[RECORDS SUPPLIED]:
==============================
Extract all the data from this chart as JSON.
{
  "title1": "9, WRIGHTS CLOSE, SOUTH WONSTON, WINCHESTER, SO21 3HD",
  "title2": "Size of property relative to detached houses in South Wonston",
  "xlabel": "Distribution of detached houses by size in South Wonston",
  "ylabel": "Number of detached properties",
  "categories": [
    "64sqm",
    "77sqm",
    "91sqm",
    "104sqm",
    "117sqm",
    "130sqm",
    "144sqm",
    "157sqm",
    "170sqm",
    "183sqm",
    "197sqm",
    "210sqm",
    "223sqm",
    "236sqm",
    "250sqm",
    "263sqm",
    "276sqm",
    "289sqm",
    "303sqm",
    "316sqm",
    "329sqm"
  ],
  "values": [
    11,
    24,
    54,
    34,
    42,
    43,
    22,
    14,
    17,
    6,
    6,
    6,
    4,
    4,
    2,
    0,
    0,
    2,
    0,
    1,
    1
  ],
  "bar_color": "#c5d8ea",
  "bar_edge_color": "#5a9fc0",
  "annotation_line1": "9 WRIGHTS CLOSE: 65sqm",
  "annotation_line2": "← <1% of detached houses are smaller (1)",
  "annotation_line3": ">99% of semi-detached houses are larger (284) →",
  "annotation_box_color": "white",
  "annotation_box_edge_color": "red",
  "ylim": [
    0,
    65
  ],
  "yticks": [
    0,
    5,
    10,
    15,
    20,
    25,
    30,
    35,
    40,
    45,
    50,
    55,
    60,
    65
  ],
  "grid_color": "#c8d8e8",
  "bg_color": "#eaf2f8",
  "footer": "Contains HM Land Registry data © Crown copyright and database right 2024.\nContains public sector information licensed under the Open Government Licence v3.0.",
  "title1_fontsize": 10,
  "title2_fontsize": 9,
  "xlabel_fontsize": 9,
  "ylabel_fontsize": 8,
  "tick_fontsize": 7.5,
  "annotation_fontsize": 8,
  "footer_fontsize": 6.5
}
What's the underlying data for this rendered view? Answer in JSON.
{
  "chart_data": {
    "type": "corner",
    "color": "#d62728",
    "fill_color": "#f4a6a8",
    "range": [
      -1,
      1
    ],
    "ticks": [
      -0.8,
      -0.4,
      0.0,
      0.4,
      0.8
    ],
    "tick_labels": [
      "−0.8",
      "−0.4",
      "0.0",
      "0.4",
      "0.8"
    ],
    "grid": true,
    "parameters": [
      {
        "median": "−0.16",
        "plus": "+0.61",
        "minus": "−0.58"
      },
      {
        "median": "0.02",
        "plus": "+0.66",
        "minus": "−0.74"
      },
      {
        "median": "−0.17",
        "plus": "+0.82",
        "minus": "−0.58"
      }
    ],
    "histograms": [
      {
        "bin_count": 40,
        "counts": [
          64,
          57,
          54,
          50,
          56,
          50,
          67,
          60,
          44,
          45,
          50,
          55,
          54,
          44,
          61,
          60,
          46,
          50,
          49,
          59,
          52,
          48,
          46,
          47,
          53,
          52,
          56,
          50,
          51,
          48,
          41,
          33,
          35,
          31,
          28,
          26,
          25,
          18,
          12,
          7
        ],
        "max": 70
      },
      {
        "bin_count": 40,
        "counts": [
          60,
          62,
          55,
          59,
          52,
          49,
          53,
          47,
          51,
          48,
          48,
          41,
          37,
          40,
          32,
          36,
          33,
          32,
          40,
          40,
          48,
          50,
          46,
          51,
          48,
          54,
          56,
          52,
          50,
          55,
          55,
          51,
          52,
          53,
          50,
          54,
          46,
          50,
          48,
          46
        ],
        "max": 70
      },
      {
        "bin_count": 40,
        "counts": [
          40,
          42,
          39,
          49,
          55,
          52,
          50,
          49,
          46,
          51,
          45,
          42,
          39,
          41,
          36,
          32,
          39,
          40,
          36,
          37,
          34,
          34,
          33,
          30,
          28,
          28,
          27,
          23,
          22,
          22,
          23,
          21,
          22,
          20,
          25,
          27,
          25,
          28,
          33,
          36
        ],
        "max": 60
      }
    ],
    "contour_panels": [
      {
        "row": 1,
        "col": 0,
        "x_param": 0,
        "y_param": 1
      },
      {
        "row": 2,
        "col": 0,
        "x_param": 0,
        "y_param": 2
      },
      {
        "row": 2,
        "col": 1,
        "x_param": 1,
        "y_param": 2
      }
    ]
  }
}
==============================
[EXERCISE BRIEF]:
Return each line of the records above exactly as it reads.

[RIGHT ANSWER]:
Extract all the data from this chart as JSON.
{
  "title1": "9, WRIGHTS CLOSE, SOUTH WONSTON, WINCHESTER, SO21 3HD",
  "title2": "Size of property relative to detached houses in South Wonston",
  "xlabel": "Distribution of detached houses by size in South Wonston",
  "ylabel": "Number of detached properties",
  "categories": [
    "64sqm",
    "77sqm",
    "91sqm",
    "104sqm",
    "117sqm",
    "130sqm",
    "144sqm",
    "157sqm",
    "170sqm",
    "183sqm",
    "197sqm",
    "210sqm",
    "223sqm",
    "236sqm",
    "250sqm",
    "263sqm",
    "276sqm",
    "289sqm",
    "303sqm",
    "316sqm",
    "329sqm"
  ],
  "values": [
    11,
    24,
    54,
    34,
    42,
    43,
    22,
    14,
    17,
    6,
    6,
    6,
    4,
    4,
    2,
    0,
    0,
    2,
    0,
    1,
    1
  ],
  "bar_color": "#c5d8ea",
  "bar_edge_color": "#5a9fc0",
  "annotation_line1": "9 WRIGHTS CLOSE: 65sqm",
  "annotation_line2": "← <1% of detached houses are smaller (1)",
  "annotation_line3": ">99% of semi-detached houses are larger (284) →",
  "annotation_box_color": "white",
  "annotation_box_edge_color": "red",
  "ylim": [
    0,
    65
  ],
  "yticks": [
    0,
    5,
    10,
    15,
    20,
    25,
    30,
    35,
    40,
    45,
    50,
    55,
    60,
    65
  ],
  "grid_color": "#c8d8e8",
  "bg_color": "#eaf2f8",
  "footer": "Contains HM Land Registry data © Crown copyright and database right 2024.\nContains public sector information licensed under the Open Government Licence v3.0.",
  "title1_fontsize": 10,
  "title2_fontsize": 9,
  "xlabel_fontsize": 9,
  "ylabel_fontsize": 8,
  "tick_fontsize": 7.5,
  "annotation_fontsize": 8,
  "footer_fontsize": 6.5
}
What's the underlying data for this rendered view? Answer in JSON.
{
  "chart_data": {
    "type": "corner",
    "color": "#d62728",
    "fill_color": "#f4a6a8",
    "range": [
      -1,
      1
    ],
    "ticks": [
      -0.8,
      -0.4,
      0.0,
      0.4,
      0.8
    ],
    "tick_labels": [
      "−0.8",
      "−0.4",
      "0.0",
      "0.4",
      "0.8"
    ],
    "grid": true,
    "parameters": [
      {
        "median": "−0.16",
        "plus": "+0.61",
        "minus": "−0.58"
      },
      {
        "median": "0.02",
        "plus": "+0.66",
        "minus": "−0.74"
      },
      {
        "median": "−0.17",
        "plus": "+0.82",
        "minus": "−0.58"
      }
    ],
    "histograms": [
      {
        "bin_count": 40,
        "counts": [
          64,
          57,
          54,
          50,
          56,
          50,
          67,
          60,
          44,
          45,
          50,
          55,
          54,
          44,
          61,
          60,
          46,
          50,
          49,
          59,
          52,
          48,
          46,
          47,
          53,
          52,
          56,
          50,
          51,
          48,
          41,
          33,
          35,
          31,
          28,
          26,
          25,
          18,
          12,
          7
        ],
        "max": 70
      },
      {
        "bin_count": 40,
        "counts": [
          60,
          62,
          55,
          59,
          52,
          49,
          53,
          47,
          51,
          48,
          48,
          41,
          37,
          40,
          32,
          36,
          33,
          32,
          40,
          40,
          48,
          50,
          46,
          51,
          48,
          54,
          56,
          52,
          50,
          55,
          55,
          51,
          52,
          53,
          50,
          54,
          46,
          50,
          48,
          46
        ],
        "max": 70
      },
      {
        "bin_count": 40,
        "counts": [
          40,
          42,
          39,
          49,
          55,
          52,
          50,
          49,
          46,
          51,
          45,
          42,
          39,
          41,
          36,
          32,
          39,
          40,
          36,
          37,
          34,
          34,
          33,
          30,
          28,
          28,
          27,
          23,
          22,
          22,
          23,
          21,
          22,
          20,
          25,
          27,
          25,
          28,
          33,
          36
        ],
        "max": 60
      }
    ],
    "contour_panels": [
      {
        "row": 1,
        "col": 0,
        "x_param": 0,
        "y_param": 1
      },
      {
        "row": 2,
        "col": 0,
        "x_param": 0,
        "y_param": 2
      },
      {
        "row": 2,
        "col": 1,
        "x_param": 1,
        "y_param": 2
      }
    ]
  }
}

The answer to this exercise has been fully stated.